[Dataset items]
** START **
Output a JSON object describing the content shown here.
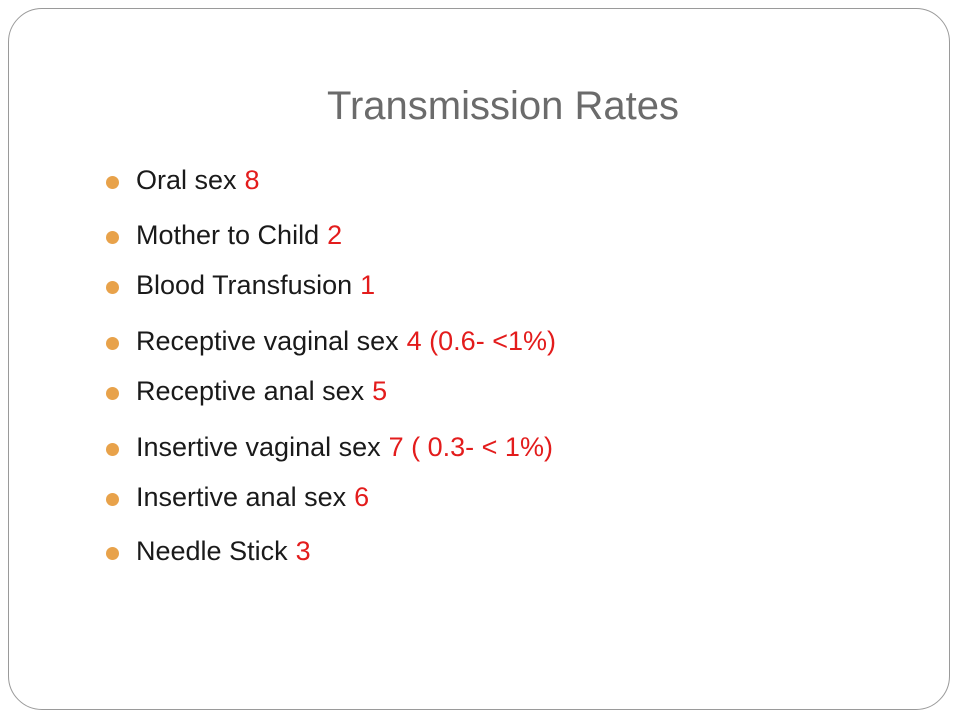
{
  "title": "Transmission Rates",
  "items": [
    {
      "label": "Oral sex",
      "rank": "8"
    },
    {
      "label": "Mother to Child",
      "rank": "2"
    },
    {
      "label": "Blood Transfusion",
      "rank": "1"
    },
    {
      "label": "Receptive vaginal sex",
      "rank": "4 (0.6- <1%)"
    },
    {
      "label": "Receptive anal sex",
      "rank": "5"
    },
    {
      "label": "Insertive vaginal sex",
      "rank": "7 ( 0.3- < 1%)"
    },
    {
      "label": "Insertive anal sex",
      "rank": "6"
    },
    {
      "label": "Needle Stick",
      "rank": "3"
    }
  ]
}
** END **
> Problem: Every record gets retyped exactly; no picture goes into the copy.

> Reply to the task:
Output a JSON object describing the content shown here.
{
  "title": "Transmission Rates",
  "items": [
    {
      "label": "Oral sex",
      "rank": "8"
    },
    {
      "label": "Mother to Child",
      "rank": "2"
    },
    {
      "label": "Blood Transfusion",
      "rank": "1"
    },
    {
      "label": "Receptive vaginal sex",
      "rank": "4 (0.6- <1%)"
    },
    {
      "label": "Receptive anal sex",
      "rank": "5"
    },
    {
      "label": "Insertive vaginal sex",
      "rank": "7 ( 0.3- < 1%)"
    },
    {
      "label": "Insertive anal sex",
      "rank": "6"
    },
    {
      "label": "Needle Stick",
      "rank": "3"
    }
  ]
}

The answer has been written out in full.